=== Exercise materials ===

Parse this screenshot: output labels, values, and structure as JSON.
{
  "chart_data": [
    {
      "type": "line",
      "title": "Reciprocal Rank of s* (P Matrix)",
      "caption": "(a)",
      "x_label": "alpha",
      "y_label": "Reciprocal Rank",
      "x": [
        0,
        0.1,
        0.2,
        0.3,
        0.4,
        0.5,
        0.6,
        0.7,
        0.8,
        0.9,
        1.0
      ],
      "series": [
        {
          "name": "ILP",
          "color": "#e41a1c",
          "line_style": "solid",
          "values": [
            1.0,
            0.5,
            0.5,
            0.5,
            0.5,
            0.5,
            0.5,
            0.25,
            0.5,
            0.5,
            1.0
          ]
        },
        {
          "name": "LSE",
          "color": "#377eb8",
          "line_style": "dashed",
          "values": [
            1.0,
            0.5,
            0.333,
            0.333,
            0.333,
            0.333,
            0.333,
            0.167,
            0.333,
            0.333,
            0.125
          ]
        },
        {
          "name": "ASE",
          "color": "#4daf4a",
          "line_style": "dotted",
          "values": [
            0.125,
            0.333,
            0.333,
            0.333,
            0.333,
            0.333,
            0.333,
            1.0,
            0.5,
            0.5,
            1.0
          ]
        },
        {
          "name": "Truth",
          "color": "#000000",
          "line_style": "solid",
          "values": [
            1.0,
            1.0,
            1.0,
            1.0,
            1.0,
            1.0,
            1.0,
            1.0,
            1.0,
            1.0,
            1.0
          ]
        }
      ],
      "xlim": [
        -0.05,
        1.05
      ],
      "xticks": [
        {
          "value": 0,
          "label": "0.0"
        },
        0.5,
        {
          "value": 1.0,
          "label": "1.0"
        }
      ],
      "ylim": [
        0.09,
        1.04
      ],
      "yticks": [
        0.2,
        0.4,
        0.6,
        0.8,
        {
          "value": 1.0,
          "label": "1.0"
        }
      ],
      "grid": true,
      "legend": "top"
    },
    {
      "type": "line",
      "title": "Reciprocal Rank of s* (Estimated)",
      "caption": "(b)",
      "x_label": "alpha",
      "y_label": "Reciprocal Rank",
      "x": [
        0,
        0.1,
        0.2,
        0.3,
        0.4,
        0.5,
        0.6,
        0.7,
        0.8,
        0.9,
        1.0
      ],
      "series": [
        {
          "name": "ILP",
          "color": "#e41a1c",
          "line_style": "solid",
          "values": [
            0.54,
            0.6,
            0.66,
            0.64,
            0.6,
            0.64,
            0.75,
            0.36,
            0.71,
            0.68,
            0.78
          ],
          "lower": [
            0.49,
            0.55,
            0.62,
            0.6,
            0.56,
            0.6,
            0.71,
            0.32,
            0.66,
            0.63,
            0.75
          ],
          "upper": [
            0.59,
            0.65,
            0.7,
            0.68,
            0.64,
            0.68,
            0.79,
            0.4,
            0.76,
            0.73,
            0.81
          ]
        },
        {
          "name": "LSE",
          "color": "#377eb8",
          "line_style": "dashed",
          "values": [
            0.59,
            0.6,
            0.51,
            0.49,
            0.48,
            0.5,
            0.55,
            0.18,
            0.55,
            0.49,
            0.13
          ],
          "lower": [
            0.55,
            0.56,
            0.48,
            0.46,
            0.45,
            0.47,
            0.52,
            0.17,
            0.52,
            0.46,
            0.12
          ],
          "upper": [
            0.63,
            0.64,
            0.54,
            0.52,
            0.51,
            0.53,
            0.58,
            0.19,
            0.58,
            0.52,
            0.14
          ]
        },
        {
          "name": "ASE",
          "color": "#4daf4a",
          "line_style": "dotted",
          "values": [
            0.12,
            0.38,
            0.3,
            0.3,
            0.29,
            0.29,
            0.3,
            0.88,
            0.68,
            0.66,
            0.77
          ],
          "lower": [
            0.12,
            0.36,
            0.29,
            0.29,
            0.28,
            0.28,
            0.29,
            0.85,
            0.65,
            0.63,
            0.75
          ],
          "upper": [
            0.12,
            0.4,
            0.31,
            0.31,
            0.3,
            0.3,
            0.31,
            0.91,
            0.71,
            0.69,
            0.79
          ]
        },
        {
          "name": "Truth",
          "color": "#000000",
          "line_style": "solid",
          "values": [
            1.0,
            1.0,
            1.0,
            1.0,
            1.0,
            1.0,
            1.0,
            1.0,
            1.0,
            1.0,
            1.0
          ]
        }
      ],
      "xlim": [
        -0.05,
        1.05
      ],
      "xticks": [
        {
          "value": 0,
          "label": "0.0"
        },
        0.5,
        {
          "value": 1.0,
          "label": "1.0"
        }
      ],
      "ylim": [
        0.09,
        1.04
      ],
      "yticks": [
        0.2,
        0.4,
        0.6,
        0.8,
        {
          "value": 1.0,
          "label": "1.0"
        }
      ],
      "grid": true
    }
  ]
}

===

Repeat the data above, word for word.

» Answer in full
Parse this screenshot: output labels, values, and structure as JSON.
{
  "chart_data": [
    {
      "type": "line",
      "title": "Reciprocal Rank of s* (P Matrix)",
      "caption": "(a)",
      "x_label": "alpha",
      "y_label": "Reciprocal Rank",
      "x": [
        0,
        0.1,
        0.2,
        0.3,
        0.4,
        0.5,
        0.6,
        0.7,
        0.8,
        0.9,
        1.0
      ],
      "series": [
        {
          "name": "ILP",
          "color": "#e41a1c",
          "line_style": "solid",
          "values": [
            1.0,
            0.5,
            0.5,
            0.5,
            0.5,
            0.5,
            0.5,
            0.25,
            0.5,
            0.5,
            1.0
          ]
        },
        {
          "name": "LSE",
          "color": "#377eb8",
          "line_style": "dashed",
          "values": [
            1.0,
            0.5,
            0.333,
            0.333,
            0.333,
            0.333,
            0.333,
            0.167,
            0.333,
            0.333,
            0.125
          ]
        },
        {
          "name": "ASE",
          "color": "#4daf4a",
          "line_style": "dotted",
          "values": [
            0.125,
            0.333,
            0.333,
            0.333,
            0.333,
            0.333,
            0.333,
            1.0,
            0.5,
            0.5,
            1.0
          ]
        },
        {
          "name": "Truth",
          "color": "#000000",
          "line_style": "solid",
          "values": [
            1.0,
            1.0,
            1.0,
            1.0,
            1.0,
            1.0,
            1.0,
            1.0,
            1.0,
            1.0,
            1.0
          ]
        }
      ],
      "xlim": [
        -0.05,
        1.05
      ],
      "xticks": [
        {
          "value": 0,
          "label": "0.0"
        },
        0.5,
        {
          "value": 1.0,
          "label": "1.0"
        }
      ],
      "ylim": [
        0.09,
        1.04
      ],
      "yticks": [
        0.2,
        0.4,
        0.6,
        0.8,
        {
          "value": 1.0,
          "label": "1.0"
        }
      ],
      "grid": true,
      "legend": "top"
    },
    {
      "type": "line",
      "title": "Reciprocal Rank of s* (Estimated)",
      "caption": "(b)",
      "x_label": "alpha",
      "y_label": "Reciprocal Rank",
      "x": [
        0,
        0.1,
        0.2,
        0.3,
        0.4,
        0.5,
        0.6,
        0.7,
        0.8,
        0.9,
        1.0
      ],
      "series": [
        {
          "name": "ILP",
          "color": "#e41a1c",
          "line_style": "solid",
          "values": [
            0.54,
            0.6,
            0.66,
            0.64,
            0.6,
            0.64,
            0.75,
            0.36,
            0.71,
            0.68,
            0.78
          ],
          "lower": [
            0.49,
            0.55,
            0.62,
            0.6,
            0.56,
            0.6,
            0.71,
            0.32,
            0.66,
            0.63,
            0.75
          ],
          "upper": [
            0.59,
            0.65,
            0.7,
            0.68,
            0.64,
            0.68,
            0.79,
            0.4,
            0.76,
            0.73,
            0.81
          ]
        },
        {
          "name": "LSE",
          "color": "#377eb8",
          "line_style": "dashed",
          "values": [
            0.59,
            0.6,
            0.51,
            0.49,
            0.48,
            0.5,
            0.55,
            0.18,
            0.55,
            0.49,
            0.13
          ],
          "lower": [
            0.55,
            0.56,
            0.48,
            0.46,
            0.45,
            0.47,
            0.52,
            0.17,
            0.52,
            0.46,
            0.12
          ],
          "upper": [
            0.63,
            0.64,
            0.54,
            0.52,
            0.51,
            0.53,
            0.58,
            0.19,
            0.58,
            0.52,
            0.14
          ]
        },
        {
          "name": "ASE",
          "color": "#4daf4a",
          "line_style": "dotted",
          "values": [
            0.12,
            0.38,
            0.3,
            0.3,
            0.29,
            0.29,
            0.3,
            0.88,
            0.68,
            0.66,
            0.77
          ],
          "lower": [
            0.12,
            0.36,
            0.29,
            0.29,
            0.28,
            0.28,
            0.29,
            0.85,
            0.65,
            0.63,
            0.75
          ],
          "upper": [
            0.12,
            0.4,
            0.31,
            0.31,
            0.3,
            0.3,
            0.31,
            0.91,
            0.71,
            0.69,
            0.79
          ]
        },
        {
          "name": "Truth",
          "color": "#000000",
          "line_style": "solid",
          "values": [
            1.0,
            1.0,
            1.0,
            1.0,
            1.0,
            1.0,
            1.0,
            1.0,
            1.0,
            1.0,
            1.0
          ]
        }
      ],
      "xlim": [
        -0.05,
        1.05
      ],
      "xticks": [
        {
          "value": 0,
          "label": "0.0"
        },
        0.5,
        {
          "value": 1.0,
          "label": "1.0"
        }
      ],
      "ylim": [
        0.09,
        1.04
      ],
      "yticks": [
        0.2,
        0.4,
        0.6,
        0.8,
        {
          "value": 1.0,
          "label": "1.0"
        }
      ],
      "grid": true
    }
  ]
}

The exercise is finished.